Copy the listing below in full and skip every picture.

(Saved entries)
-*-*-
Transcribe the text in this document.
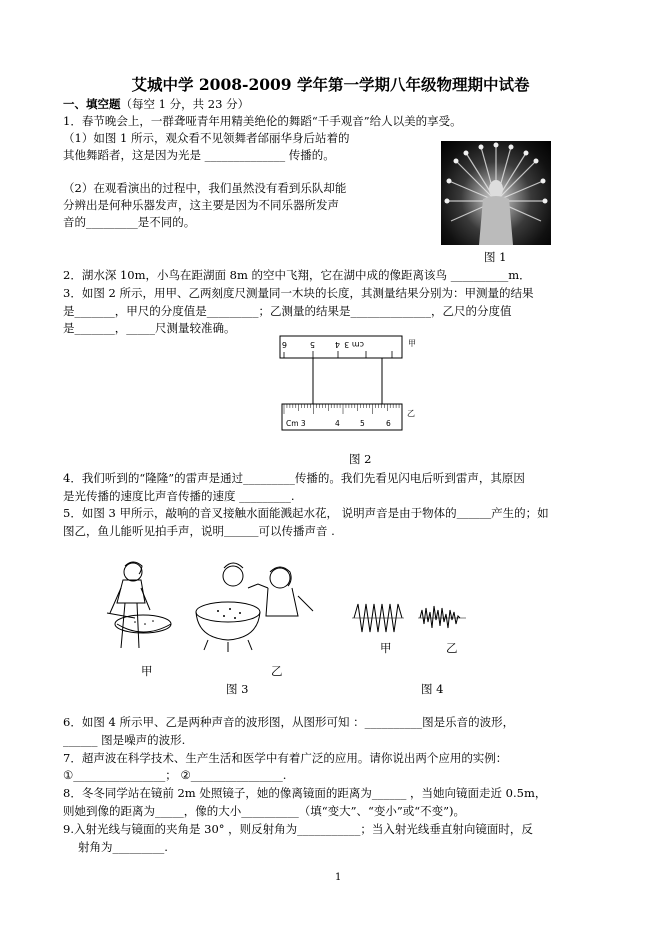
艾城中学 2008-2009 学年第一学期八年级物理期中试卷
一、填空题（每空 1 分，共 23 分）
1．春节晚会上，一群聋哑青年用精美绝伦的舞蹈“千手观音”给人以美的享受。
（1）如图 1 所示，观众看不见领舞者邰丽华身后站着的
其他舞蹈者，这是因为光是 ______________ 传播的。
（2）在观看演出的过程中，我们虽然没有看到乐队却能
分辨出是何种乐器发声，这主要是因为不同乐器所发声
音的_________是不同的。
图 1
2．湖水深 10m，小鸟在距湖面 8m 的空中飞翔，它在湖中成的像距离该鸟 __________m．
3．如图 2 所示，用甲、乙两刻度尺测量同一木块的长度，其测量结果分别为：甲测量的结果
是_______，甲尺的分度值是_________；乙测量的结果是______________，乙尺的分度值
是_______，_____尺测量较准确。
6	5 4 cm 3	甲
Cm 3	4	5	6
乙
图 2
4．我们听到的“隆隆”的雷声是通过_________传播的。我们先看见闪电后听到雷声，其原因
是光传播的速度比声音传播的速度 _________.
5．如图 3 甲所示，敲响的音叉接触水面能溅起水花， 说明声音是由于物体的＿＿＿产生的；如
图乙，鱼儿能听见拍手声，说明＿＿＿可以传播声音 .
甲	乙
图 3
甲	乙
图 4
6．如图 4 所示甲、乙是两种声音的波形图，从图形可知 ：__________图是乐音的波形，
______ 图是噪声的波形.
7．超声波在科学技术、生产生活和医学中有着广泛的应用。请你说出两个应用的实例：
①________________； ②________________.
8．冬冬同学站在镜前 2m 处照镜子，她的像离镜面的距离为______ ，当她向镜面走近 0.5m，
则她到像的距离为_____，像的大小__________（填“变大”、“变小”或“不变”)。
9.入射光线与镜面的夹角是 30° ，则反射角为___________；当入射光线垂直射向镜面时，反
射角为_________.
1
-*-*-
● Full output
Transcribe the text in this document.
艾城中学 2008-2009 学年第一学期八年级物理期中试卷
一、填空题（每空 1 分，共 23 分）
1．春节晚会上，一群聋哑青年用精美绝伦的舞蹈“千手观音”给人以美的享受。
（1）如图 1 所示，观众看不见领舞者邰丽华身后站着的
其他舞蹈者，这是因为光是 ______________ 传播的。
（2）在观看演出的过程中，我们虽然没有看到乐队却能
分辨出是何种乐器发声，这主要是因为不同乐器所发声
音的_________是不同的。
图 1
2．湖水深 10m，小鸟在距湖面 8m 的空中飞翔，它在湖中成的像距离该鸟 __________m．
3．如图 2 所示，用甲、乙两刻度尺测量同一木块的长度，其测量结果分别为：甲测量的结果
是_______，甲尺的分度值是_________；乙测量的结果是______________，乙尺的分度值
是_______，_____尺测量较准确。
6	5 4 cm 3	甲
Cm 3	4	5	6
乙
图 2
4．我们听到的“隆隆”的雷声是通过_________传播的。我们先看见闪电后听到雷声，其原因
是光传播的速度比声音传播的速度 _________.
5．如图 3 甲所示，敲响的音叉接触水面能溅起水花， 说明声音是由于物体的＿＿＿产生的；如
图乙，鱼儿能听见拍手声，说明＿＿＿可以传播声音 .
甲	乙
图 3
甲	乙
图 4
6．如图 4 所示甲、乙是两种声音的波形图，从图形可知 ：__________图是乐音的波形，
______ 图是噪声的波形.
7．超声波在科学技术、生产生活和医学中有着广泛的应用。请你说出两个应用的实例：
①________________； ②________________.
8．冬冬同学站在镜前 2m 处照镜子，她的像离镜面的距离为______ ，当她向镜面走近 0.5m，
则她到像的距离为_____，像的大小__________（填“变大”、“变小”或“不变”)。
9.入射光线与镜面的夹角是 30° ，则反射角为___________；当入射光线垂直射向镜面时，反
射角为_________.
1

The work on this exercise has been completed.